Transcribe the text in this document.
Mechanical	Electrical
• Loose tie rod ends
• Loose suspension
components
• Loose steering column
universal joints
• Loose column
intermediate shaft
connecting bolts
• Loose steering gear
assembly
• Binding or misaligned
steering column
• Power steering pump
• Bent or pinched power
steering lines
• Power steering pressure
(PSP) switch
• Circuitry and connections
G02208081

▸ WORK TO BE COMPLETED
Say, as a single number and nothing more, how many lines of the entries contain the word "column".

▸ FINISHED TASK
3